▶ [Work to do]: Return all the items below verbatim, leaving out the pictures.

Box annotation data
○ ○ ○ ○ ○

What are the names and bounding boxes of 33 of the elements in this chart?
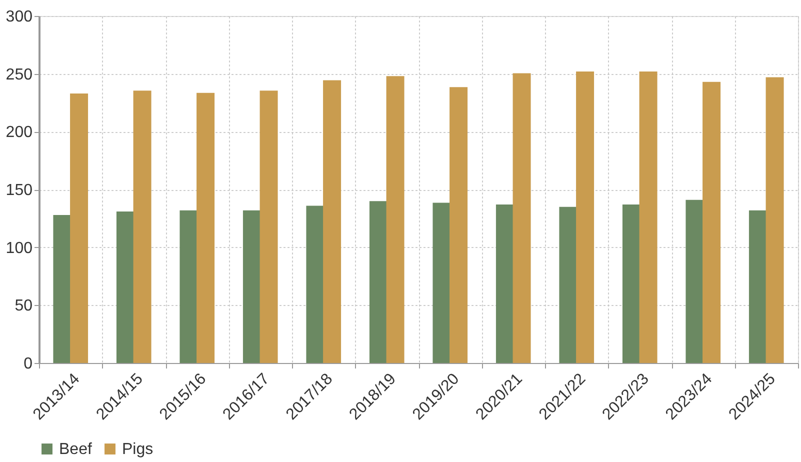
bar <box>559 206 578 363</box>
bar <box>639 72 658 363</box>
y-tick-label: 0 <box>24 356 33 372</box>
bar <box>686 200 704 363</box>
bar <box>133 90 152 363</box>
bar <box>70 93 88 363</box>
bar <box>512 73 531 363</box>
bar <box>196 92 215 363</box>
bar <box>702 82 721 363</box>
bar <box>748 210 767 363</box>
bar <box>323 80 342 363</box>
bar <box>116 211 134 363</box>
y-tick-label: 300 <box>6 8 33 26</box>
legend-label: Pigs <box>122 441 154 458</box>
bar <box>180 210 198 363</box>
bar <box>306 206 324 363</box>
y-tick-label: 100 <box>6 240 33 257</box>
y-tick-label: 150 <box>6 182 33 199</box>
bar <box>576 72 594 363</box>
bar <box>496 204 514 363</box>
bar <box>766 77 784 363</box>
bar <box>369 201 388 363</box>
bar <box>450 87 468 363</box>
bar <box>260 90 278 363</box>
bar <box>53 214 72 363</box>
bar <box>242 210 261 363</box>
legend-label: Beef <box>59 441 92 458</box>
bar <box>432 202 451 363</box>
bar <box>622 204 640 363</box>
y-tick-label: 50 <box>14 298 33 315</box>
y-tick-label: 250 <box>6 66 33 84</box>
y-tick-label: 200 <box>6 124 33 142</box>
bar <box>386 76 404 363</box>
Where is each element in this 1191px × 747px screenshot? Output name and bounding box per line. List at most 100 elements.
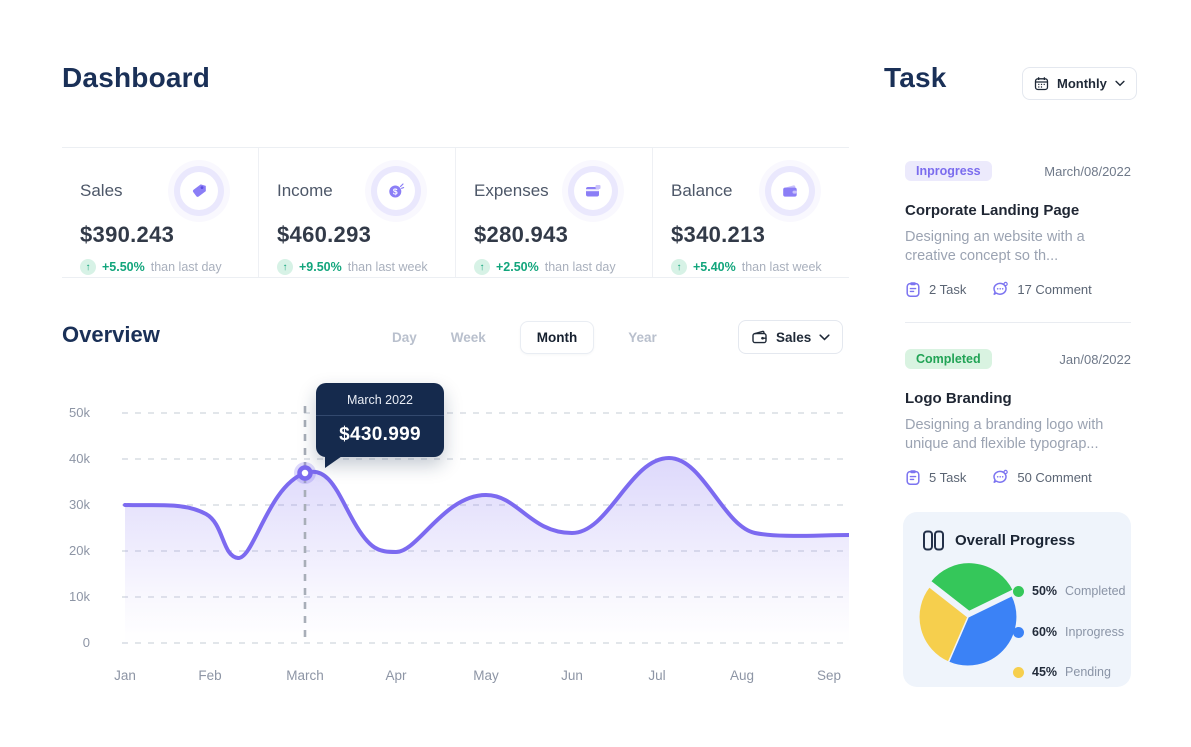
task-card[interactable]: Inprogress March/08/2022 Corporate Landi… xyxy=(905,161,1131,298)
stat-value: $280.943 xyxy=(474,222,569,247)
up-arrow-icon: ↑ xyxy=(474,259,490,275)
legend-pct: 50% xyxy=(1032,584,1058,598)
wallet-icon xyxy=(771,172,809,210)
y-tick: 30k xyxy=(69,497,90,512)
task-title: Logo Branding xyxy=(905,390,1012,407)
overview-title: Overview xyxy=(62,322,160,347)
stat-delta: +5.50% xyxy=(102,260,145,274)
stat-value: $390.243 xyxy=(80,222,175,247)
task-date: Jan/08/2022 xyxy=(1059,351,1131,367)
tooltip-title: March 2022 xyxy=(346,393,413,407)
up-arrow-icon: ↑ xyxy=(671,259,687,275)
sales-filter-dropdown[interactable]: Sales xyxy=(738,320,844,354)
x-tick: Jul xyxy=(648,668,666,683)
legend-dot xyxy=(1013,585,1024,597)
legend-pct: 60% xyxy=(1032,625,1058,639)
y-tick: 0 xyxy=(82,635,90,650)
legend-pct: 45% xyxy=(1032,665,1058,679)
tooltip-value: $430.999 xyxy=(339,424,421,445)
task-panel-title: Task xyxy=(884,62,947,93)
tooltip-divider xyxy=(316,415,444,416)
chart-tooltip: March 2022 $430.999 xyxy=(316,383,444,457)
progress-pie-chart[interactable] xyxy=(909,558,1027,676)
stat-card-sales: Sales $390.243 ↑ +5.50% than last day xyxy=(62,148,258,277)
stat-delta-note: than last day xyxy=(150,260,222,274)
period-tabs: Day Week Month Year xyxy=(392,320,657,354)
stat-label: Sales xyxy=(80,181,123,200)
stat-delta-note: than last week xyxy=(347,260,428,274)
task-card[interactable]: Completed Jan/08/2022 Logo Branding Desi… xyxy=(905,349,1131,486)
comment-count-label: 50 Comment xyxy=(1017,470,1092,485)
series-line xyxy=(123,455,849,560)
task-date: March/08/2022 xyxy=(1044,163,1131,179)
stat-card-income: Income $ $460.293 ↑ +9.50% than last wee… xyxy=(258,148,455,277)
svg-text:$: $ xyxy=(393,187,398,197)
x-tick: March xyxy=(286,668,324,683)
area-chart-canvas[interactable] xyxy=(122,400,849,660)
stat-label: Expenses xyxy=(474,181,549,200)
comment-count: 50 Comment xyxy=(992,469,1092,486)
x-tick: Jun xyxy=(561,668,583,683)
up-arrow-icon: ↑ xyxy=(80,259,96,275)
page-title: Dashboard xyxy=(62,62,211,93)
x-tick: Aug xyxy=(729,668,755,683)
comment-count: 17 Comment xyxy=(992,281,1092,298)
stat-card-expenses: Expenses $280.943 ↑ +2.50% than last day xyxy=(455,148,652,277)
status-badge: Completed xyxy=(905,349,992,369)
task-count-label: 5 Task xyxy=(929,470,967,485)
chevron-down-icon xyxy=(1115,80,1125,87)
chevron-down-icon xyxy=(819,333,830,341)
legend-label: Completed xyxy=(1065,584,1126,598)
legend-item-pending: 45% Pending xyxy=(1013,665,1111,679)
task-count: 2 Task xyxy=(905,281,966,298)
columns-chart-icon xyxy=(922,530,945,551)
task-description: Designing an website with a creative con… xyxy=(905,229,1085,264)
x-tick: Sep xyxy=(816,668,842,683)
stat-delta: +5.40% xyxy=(693,260,736,274)
tab-year[interactable]: Year xyxy=(628,329,657,345)
stat-value: $460.293 xyxy=(277,222,372,247)
tab-day[interactable]: Day xyxy=(392,329,417,345)
coin-icon: $ xyxy=(377,172,415,210)
chat-icon xyxy=(992,469,1009,486)
tab-month[interactable]: Month xyxy=(519,320,595,354)
task-title: Corporate Landing Page xyxy=(905,202,1080,219)
legend-item-completed: 50% Completed xyxy=(1013,584,1125,598)
period-dropdown[interactable]: Monthly xyxy=(1022,67,1137,100)
stat-delta: +2.50% xyxy=(496,260,539,274)
legend-item-inprogress: 60% Inprogress xyxy=(1013,625,1124,639)
stat-delta-note: than last day xyxy=(544,260,616,274)
status-badge: Inprogress xyxy=(905,161,992,181)
task-count: 5 Task xyxy=(905,469,966,486)
pie-slice-inprogress xyxy=(947,594,1018,667)
y-tick: 10k xyxy=(69,589,90,604)
clipboard-icon xyxy=(905,281,921,298)
x-tick: Apr xyxy=(385,668,407,683)
clipboard-icon xyxy=(905,469,921,486)
y-tick: 20k xyxy=(69,543,90,558)
legend-label: Pending xyxy=(1065,665,1111,679)
task-count-label: 2 Task xyxy=(929,282,967,297)
stat-card-balance: Balance $340.213 ↑ +5.40% than last week xyxy=(652,148,849,277)
card-divider xyxy=(905,322,1131,323)
chat-icon xyxy=(992,281,1009,298)
x-tick: Feb xyxy=(198,668,222,683)
x-tick: Jan xyxy=(114,668,136,683)
pie-slice-completed xyxy=(929,561,1015,613)
y-tick: 40k xyxy=(69,451,90,466)
highlight-point[interactable] xyxy=(297,465,313,481)
area-fill xyxy=(125,458,849,643)
x-tick: May xyxy=(473,668,499,683)
overview-chart: 50k 40k 30k 20k 10k 0 xyxy=(62,383,849,700)
period-dropdown-label: Monthly xyxy=(1057,76,1107,91)
stat-delta: +9.50% xyxy=(299,260,342,274)
comment-count-label: 17 Comment xyxy=(1017,282,1092,297)
legend-dot xyxy=(1013,626,1024,638)
calendar-icon xyxy=(1034,76,1049,91)
legend-dot xyxy=(1013,666,1024,678)
pie-slice-pending xyxy=(918,585,969,663)
tab-week[interactable]: Week xyxy=(450,329,486,345)
stat-delta-note: than last week xyxy=(741,260,822,274)
up-arrow-icon: ↑ xyxy=(277,259,293,275)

○ ○ ○ ○ ○

▶ [Output below]:
What are the names and bounding boxes of 33 of the elements in this chart?
bar <box>559 206 578 363</box>
bar <box>639 72 658 363</box>
y-tick-label: 0 <box>24 356 33 372</box>
bar <box>686 200 704 363</box>
bar <box>133 90 152 363</box>
bar <box>70 93 88 363</box>
bar <box>512 73 531 363</box>
bar <box>196 92 215 363</box>
bar <box>702 82 721 363</box>
bar <box>748 210 767 363</box>
bar <box>323 80 342 363</box>
bar <box>116 211 134 363</box>
y-tick-label: 300 <box>6 8 33 26</box>
legend-label: Pigs <box>122 441 154 458</box>
bar <box>180 210 198 363</box>
bar <box>306 206 324 363</box>
y-tick-label: 100 <box>6 240 33 257</box>
y-tick-label: 150 <box>6 182 33 199</box>
bar <box>576 72 594 363</box>
bar <box>496 204 514 363</box>
bar <box>766 77 784 363</box>
bar <box>369 201 388 363</box>
bar <box>450 87 468 363</box>
bar <box>260 90 278 363</box>
bar <box>53 214 72 363</box>
bar <box>242 210 261 363</box>
legend-label: Beef <box>59 441 92 458</box>
bar <box>432 202 451 363</box>
bar <box>622 204 640 363</box>
y-tick-label: 50 <box>14 298 33 315</box>
y-tick-label: 250 <box>6 66 33 84</box>
y-tick-label: 200 <box>6 124 33 142</box>
bar <box>386 76 404 363</box>
Where is each element in this 1191px × 747px screenshot? Output name and bounding box per line. List at most 100 elements.
task-card[interactable]: Inprogress March/08/2022 Corporate Landi… xyxy=(905,161,1131,298)
stat-value: $280.943 xyxy=(474,222,569,247)
up-arrow-icon: ↑ xyxy=(474,259,490,275)
legend-pct: 50% xyxy=(1032,584,1058,598)
wallet-icon xyxy=(771,172,809,210)
y-tick: 30k xyxy=(69,497,90,512)
task-title: Logo Branding xyxy=(905,390,1012,407)
overview-title: Overview xyxy=(62,322,160,347)
stat-delta: +5.50% xyxy=(102,260,145,274)
stat-value: $390.243 xyxy=(80,222,175,247)
task-date: Jan/08/2022 xyxy=(1059,351,1131,367)
tooltip-title: March 2022 xyxy=(346,393,413,407)
up-arrow-icon: ↑ xyxy=(671,259,687,275)
sales-filter-dropdown[interactable]: Sales xyxy=(738,320,844,354)
x-tick: Jul xyxy=(648,668,666,683)
legend-dot xyxy=(1013,585,1024,597)
legend-pct: 60% xyxy=(1032,625,1058,639)
y-tick: 0 xyxy=(82,635,90,650)
legend-pct: 45% xyxy=(1032,665,1058,679)
tooltip-value: $430.999 xyxy=(339,424,421,445)
task-panel-title: Task xyxy=(884,62,947,93)
tooltip-divider xyxy=(316,415,444,416)
chart-tooltip: March 2022 $430.999 xyxy=(316,383,444,457)
progress-pie-chart[interactable] xyxy=(909,558,1027,676)
stat-card-sales: Sales $390.243 ↑ +5.50% than last day xyxy=(62,148,258,277)
stat-delta-note: than last day xyxy=(150,260,222,274)
period-tabs: Day Week Month Year xyxy=(392,320,657,354)
stat-label: Sales xyxy=(80,181,123,200)
stat-delta-note: than last week xyxy=(347,260,428,274)
task-card[interactable]: Completed Jan/08/2022 Logo Branding Desi… xyxy=(905,349,1131,486)
comment-count-label: 50 Comment xyxy=(1017,470,1092,485)
series-line xyxy=(123,455,849,560)
task-date: March/08/2022 xyxy=(1044,163,1131,179)
stat-card-income: Income $ $460.293 ↑ +9.50% than last wee… xyxy=(258,148,455,277)
svg-text:$: $ xyxy=(393,187,398,197)
x-tick: March xyxy=(286,668,324,683)
area-chart-canvas[interactable] xyxy=(122,400,849,660)
stat-label: Expenses xyxy=(474,181,549,200)
comment-count: 50 Comment xyxy=(992,469,1092,486)
x-tick: Jun xyxy=(561,668,583,683)
up-arrow-icon: ↑ xyxy=(80,259,96,275)
page-title: Dashboard xyxy=(62,62,211,93)
x-tick: Aug xyxy=(729,668,755,683)
comment-count: 17 Comment xyxy=(992,281,1092,298)
stat-card-expenses: Expenses $280.943 ↑ +2.50% than last day xyxy=(455,148,652,277)
status-badge: Completed xyxy=(905,349,992,369)
task-count-label: 5 Task xyxy=(929,470,967,485)
chevron-down-icon xyxy=(1115,80,1125,87)
chevron-down-icon xyxy=(819,333,830,341)
legend-label: Completed xyxy=(1065,584,1126,598)
legend-item-pending: 45% Pending xyxy=(1013,665,1111,679)
task-count: 2 Task xyxy=(905,281,966,298)
columns-chart-icon xyxy=(922,530,945,551)
task-description: Designing an website with a creative con… xyxy=(905,229,1085,264)
x-tick: Sep xyxy=(816,668,842,683)
stat-delta: +5.40% xyxy=(693,260,736,274)
tab-year[interactable]: Year xyxy=(628,329,657,345)
stat-value: $460.293 xyxy=(277,222,372,247)
tab-day[interactable]: Day xyxy=(392,329,417,345)
coin-icon: $ xyxy=(377,172,415,210)
chat-icon xyxy=(992,469,1009,486)
tab-month[interactable]: Month xyxy=(519,320,595,354)
task-title: Corporate Landing Page xyxy=(905,202,1080,219)
legend-item-completed: 50% Completed xyxy=(1013,584,1125,598)
period-dropdown[interactable]: Monthly xyxy=(1022,67,1137,100)
stat-delta: +2.50% xyxy=(496,260,539,274)
legend-item-inprogress: 60% Inprogress xyxy=(1013,625,1124,639)
stat-delta-note: than last day xyxy=(544,260,616,274)
status-badge: Inprogress xyxy=(905,161,992,181)
task-count: 5 Task xyxy=(905,469,966,486)
pie-slice-inprogress xyxy=(947,594,1018,667)
y-tick: 10k xyxy=(69,589,90,604)
clipboard-icon xyxy=(905,281,921,298)
x-tick: Apr xyxy=(385,668,407,683)
clipboard-icon xyxy=(905,469,921,486)
y-tick: 20k xyxy=(69,543,90,558)
legend-label: Pending xyxy=(1065,665,1111,679)
task-count-label: 2 Task xyxy=(929,282,967,297)
stat-card-balance: Balance $340.213 ↑ +5.40% than last week xyxy=(652,148,849,277)
card-divider xyxy=(905,322,1131,323)
chat-icon xyxy=(992,281,1009,298)
x-tick: Feb xyxy=(198,668,222,683)
x-tick: Jan xyxy=(114,668,136,683)
pie-slice-completed xyxy=(929,561,1015,613)
y-tick: 40k xyxy=(69,451,90,466)
highlight-point[interactable] xyxy=(297,465,313,481)
area-fill xyxy=(125,458,849,643)
x-tick: May xyxy=(473,668,499,683)
overview-chart: 50k 40k 30k 20k 10k 0 xyxy=(62,383,849,700)
period-dropdown-label: Monthly xyxy=(1057,76,1107,91)
stat-delta: +9.50% xyxy=(299,260,342,274)
comment-count-label: 17 Comment xyxy=(1017,282,1092,297)
legend-dot xyxy=(1013,626,1024,638)
calendar-icon xyxy=(1034,76,1049,91)
legend-dot xyxy=(1013,666,1024,678)
pie-slice-pending xyxy=(918,585,969,663)
tab-week[interactable]: Week xyxy=(450,329,486,345)
stat-delta-note: than last week xyxy=(741,260,822,274)
up-arrow-icon: ↑ xyxy=(277,259,293,275)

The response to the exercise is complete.